#### [PROBLEM]
Repeat each record below exactly as given.

Data items:
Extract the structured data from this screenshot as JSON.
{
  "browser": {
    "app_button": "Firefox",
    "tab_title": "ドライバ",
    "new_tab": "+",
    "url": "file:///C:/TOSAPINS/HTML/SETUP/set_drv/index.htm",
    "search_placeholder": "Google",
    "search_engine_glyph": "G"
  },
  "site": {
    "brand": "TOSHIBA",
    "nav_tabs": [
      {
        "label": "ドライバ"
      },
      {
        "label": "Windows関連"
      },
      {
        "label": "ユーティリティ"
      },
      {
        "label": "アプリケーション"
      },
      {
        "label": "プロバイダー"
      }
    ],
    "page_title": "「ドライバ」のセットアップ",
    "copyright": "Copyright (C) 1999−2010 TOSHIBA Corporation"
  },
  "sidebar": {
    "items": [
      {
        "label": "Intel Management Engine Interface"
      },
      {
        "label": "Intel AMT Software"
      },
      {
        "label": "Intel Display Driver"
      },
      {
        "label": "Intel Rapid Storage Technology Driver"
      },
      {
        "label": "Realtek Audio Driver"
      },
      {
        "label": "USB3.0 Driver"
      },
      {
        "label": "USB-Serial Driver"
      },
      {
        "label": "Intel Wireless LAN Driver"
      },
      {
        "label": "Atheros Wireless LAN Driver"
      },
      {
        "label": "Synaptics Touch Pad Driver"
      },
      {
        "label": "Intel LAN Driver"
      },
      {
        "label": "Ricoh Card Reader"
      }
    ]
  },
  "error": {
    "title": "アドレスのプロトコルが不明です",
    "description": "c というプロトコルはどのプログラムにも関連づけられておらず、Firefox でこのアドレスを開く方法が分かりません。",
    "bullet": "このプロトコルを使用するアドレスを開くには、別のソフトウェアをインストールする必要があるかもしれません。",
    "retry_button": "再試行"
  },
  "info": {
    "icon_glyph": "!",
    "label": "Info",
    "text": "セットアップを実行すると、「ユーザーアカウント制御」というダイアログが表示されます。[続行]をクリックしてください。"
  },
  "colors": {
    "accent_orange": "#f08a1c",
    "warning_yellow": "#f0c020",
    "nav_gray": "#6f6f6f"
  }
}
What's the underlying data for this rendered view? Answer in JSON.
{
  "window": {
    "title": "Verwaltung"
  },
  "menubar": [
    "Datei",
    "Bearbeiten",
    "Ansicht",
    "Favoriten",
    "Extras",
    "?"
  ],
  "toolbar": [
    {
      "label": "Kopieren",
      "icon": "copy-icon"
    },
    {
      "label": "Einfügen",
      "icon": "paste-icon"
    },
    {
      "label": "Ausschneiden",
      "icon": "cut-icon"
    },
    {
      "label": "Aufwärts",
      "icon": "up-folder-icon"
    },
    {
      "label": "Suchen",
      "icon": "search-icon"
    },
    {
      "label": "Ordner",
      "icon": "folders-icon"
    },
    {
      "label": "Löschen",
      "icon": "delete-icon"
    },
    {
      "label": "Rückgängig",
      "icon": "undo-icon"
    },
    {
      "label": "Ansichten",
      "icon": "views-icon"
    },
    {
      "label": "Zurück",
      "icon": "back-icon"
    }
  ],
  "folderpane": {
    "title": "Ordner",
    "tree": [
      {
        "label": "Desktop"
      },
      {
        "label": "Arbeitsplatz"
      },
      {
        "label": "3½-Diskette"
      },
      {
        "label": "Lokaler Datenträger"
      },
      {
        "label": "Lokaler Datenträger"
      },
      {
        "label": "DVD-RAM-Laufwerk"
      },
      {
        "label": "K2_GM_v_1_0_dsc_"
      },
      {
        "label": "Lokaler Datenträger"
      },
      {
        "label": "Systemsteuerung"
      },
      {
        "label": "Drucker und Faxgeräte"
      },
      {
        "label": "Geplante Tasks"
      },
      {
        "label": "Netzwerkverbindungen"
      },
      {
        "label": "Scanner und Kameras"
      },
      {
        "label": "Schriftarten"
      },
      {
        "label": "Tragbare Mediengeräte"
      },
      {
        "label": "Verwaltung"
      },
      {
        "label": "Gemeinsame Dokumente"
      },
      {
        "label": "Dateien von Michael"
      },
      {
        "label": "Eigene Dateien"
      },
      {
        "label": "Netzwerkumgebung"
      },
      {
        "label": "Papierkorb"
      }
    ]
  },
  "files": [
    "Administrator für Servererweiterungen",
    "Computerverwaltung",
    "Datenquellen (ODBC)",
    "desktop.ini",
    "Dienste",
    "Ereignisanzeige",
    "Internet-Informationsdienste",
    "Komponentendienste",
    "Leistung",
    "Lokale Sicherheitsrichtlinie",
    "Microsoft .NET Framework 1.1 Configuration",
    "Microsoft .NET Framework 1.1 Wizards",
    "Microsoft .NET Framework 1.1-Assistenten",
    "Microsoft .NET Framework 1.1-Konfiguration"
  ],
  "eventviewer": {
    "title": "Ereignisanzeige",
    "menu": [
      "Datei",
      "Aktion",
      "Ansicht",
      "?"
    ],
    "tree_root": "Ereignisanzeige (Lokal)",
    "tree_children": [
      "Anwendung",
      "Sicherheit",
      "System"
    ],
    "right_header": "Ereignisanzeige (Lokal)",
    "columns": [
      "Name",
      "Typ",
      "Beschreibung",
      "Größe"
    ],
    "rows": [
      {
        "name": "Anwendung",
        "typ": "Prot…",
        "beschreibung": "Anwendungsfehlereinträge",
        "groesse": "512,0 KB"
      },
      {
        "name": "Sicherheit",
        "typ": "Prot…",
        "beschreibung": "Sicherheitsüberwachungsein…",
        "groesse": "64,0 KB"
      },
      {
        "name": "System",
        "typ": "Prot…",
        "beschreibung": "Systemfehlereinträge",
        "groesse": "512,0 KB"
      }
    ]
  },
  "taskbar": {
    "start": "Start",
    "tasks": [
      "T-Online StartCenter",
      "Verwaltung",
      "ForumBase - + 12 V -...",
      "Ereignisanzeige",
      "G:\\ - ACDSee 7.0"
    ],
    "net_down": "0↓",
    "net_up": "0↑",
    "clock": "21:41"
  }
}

#### [EXERCISE RESPONSE]
Extract the structured data from this screenshot as JSON.
{
  "browser": {
    "app_button": "Firefox",
    "tab_title": "ドライバ",
    "new_tab": "+",
    "url": "file:///C:/TOSAPINS/HTML/SETUP/set_drv/index.htm",
    "search_placeholder": "Google",
    "search_engine_glyph": "G"
  },
  "site": {
    "brand": "TOSHIBA",
    "nav_tabs": [
      {
        "label": "ドライバ"
      },
      {
        "label": "Windows関連"
      },
      {
        "label": "ユーティリティ"
      },
      {
        "label": "アプリケーション"
      },
      {
        "label": "プロバイダー"
      }
    ],
    "page_title": "「ドライバ」のセットアップ",
    "copyright": "Copyright (C) 1999−2010 TOSHIBA Corporation"
  },
  "sidebar": {
    "items": [
      {
        "label": "Intel Management Engine Interface"
      },
      {
        "label": "Intel AMT Software"
      },
      {
        "label": "Intel Display Driver"
      },
      {
        "label": "Intel Rapid Storage Technology Driver"
      },
      {
        "label": "Realtek Audio Driver"
      },
      {
        "label": "USB3.0 Driver"
      },
      {
        "label": "USB-Serial Driver"
      },
      {
        "label": "Intel Wireless LAN Driver"
      },
      {
        "label": "Atheros Wireless LAN Driver"
      },
      {
        "label": "Synaptics Touch Pad Driver"
      },
      {
        "label": "Intel LAN Driver"
      },
      {
        "label": "Ricoh Card Reader"
      }
    ]
  },
  "error": {
    "title": "アドレスのプロトコルが不明です",
    "description": "c というプロトコルはどのプログラムにも関連づけられておらず、Firefox でこのアドレスを開く方法が分かりません。",
    "bullet": "このプロトコルを使用するアドレスを開くには、別のソフトウェアをインストールする必要があるかもしれません。",
    "retry_button": "再試行"
  },
  "info": {
    "icon_glyph": "!",
    "label": "Info",
    "text": "セットアップを実行すると、「ユーザーアカウント制御」というダイアログが表示されます。[続行]をクリックしてください。"
  },
  "colors": {
    "accent_orange": "#f08a1c",
    "warning_yellow": "#f0c020",
    "nav_gray": "#6f6f6f"
  }
}
What's the underlying data for this rendered view? Answer in JSON.
{
  "window": {
    "title": "Verwaltung"
  },
  "menubar": [
    "Datei",
    "Bearbeiten",
    "Ansicht",
    "Favoriten",
    "Extras",
    "?"
  ],
  "toolbar": [
    {
      "label": "Kopieren",
      "icon": "copy-icon"
    },
    {
      "label": "Einfügen",
      "icon": "paste-icon"
    },
    {
      "label": "Ausschneiden",
      "icon": "cut-icon"
    },
    {
      "label": "Aufwärts",
      "icon": "up-folder-icon"
    },
    {
      "label": "Suchen",
      "icon": "search-icon"
    },
    {
      "label": "Ordner",
      "icon": "folders-icon"
    },
    {
      "label": "Löschen",
      "icon": "delete-icon"
    },
    {
      "label": "Rückgängig",
      "icon": "undo-icon"
    },
    {
      "label": "Ansichten",
      "icon": "views-icon"
    },
    {
      "label": "Zurück",
      "icon": "back-icon"
    }
  ],
  "folderpane": {
    "title": "Ordner",
    "tree": [
      {
        "label": "Desktop"
      },
      {
        "label": "Arbeitsplatz"
      },
      {
        "label": "3½-Diskette"
      },
      {
        "label": "Lokaler Datenträger"
      },
      {
        "label": "Lokaler Datenträger"
      },
      {
        "label": "DVD-RAM-Laufwerk"
      },
      {
        "label": "K2_GM_v_1_0_dsc_"
      },
      {
        "label": "Lokaler Datenträger"
      },
      {
        "label": "Systemsteuerung"
      },
      {
        "label": "Drucker und Faxgeräte"
      },
      {
        "label": "Geplante Tasks"
      },
      {
        "label": "Netzwerkverbindungen"
      },
      {
        "label": "Scanner und Kameras"
      },
      {
        "label": "Schriftarten"
      },
      {
        "label": "Tragbare Mediengeräte"
      },
      {
        "label": "Verwaltung"
      },
      {
        "label": "Gemeinsame Dokumente"
      },
      {
        "label": "Dateien von Michael"
      },
      {
        "label": "Eigene Dateien"
      },
      {
        "label": "Netzwerkumgebung"
      },
      {
        "label": "Papierkorb"
      }
    ]
  },
  "files": [
    "Administrator für Servererweiterungen",
    "Computerverwaltung",
    "Datenquellen (ODBC)",
    "desktop.ini",
    "Dienste",
    "Ereignisanzeige",
    "Internet-Informationsdienste",
    "Komponentendienste",
    "Leistung",
    "Lokale Sicherheitsrichtlinie",
    "Microsoft .NET Framework 1.1 Configuration",
    "Microsoft .NET Framework 1.1 Wizards",
    "Microsoft .NET Framework 1.1-Assistenten",
    "Microsoft .NET Framework 1.1-Konfiguration"
  ],
  "eventviewer": {
    "title": "Ereignisanzeige",
    "menu": [
      "Datei",
      "Aktion",
      "Ansicht",
      "?"
    ],
    "tree_root": "Ereignisanzeige (Lokal)",
    "tree_children": [
      "Anwendung",
      "Sicherheit",
      "System"
    ],
    "right_header": "Ereignisanzeige (Lokal)",
    "columns": [
      "Name",
      "Typ",
      "Beschreibung",
      "Größe"
    ],
    "rows": [
      {
        "name": "Anwendung",
        "typ": "Prot…",
        "beschreibung": "Anwendungsfehlereinträge",
        "groesse": "512,0 KB"
      },
      {
        "name": "Sicherheit",
        "typ": "Prot…",
        "beschreibung": "Sicherheitsüberwachungsein…",
        "groesse": "64,0 KB"
      },
      {
        "name": "System",
        "typ": "Prot…",
        "beschreibung": "Systemfehlereinträge",
        "groesse": "512,0 KB"
      }
    ]
  },
  "taskbar": {
    "start": "Start",
    "tasks": [
      "T-Online StartCenter",
      "Verwaltung",
      "ForumBase - + 12 V -...",
      "Ereignisanzeige",
      "G:\\ - ACDSee 7.0"
    ],
    "net_down": "0↓",
    "net_up": "0↑",
    "clock": "21:41"
  }
}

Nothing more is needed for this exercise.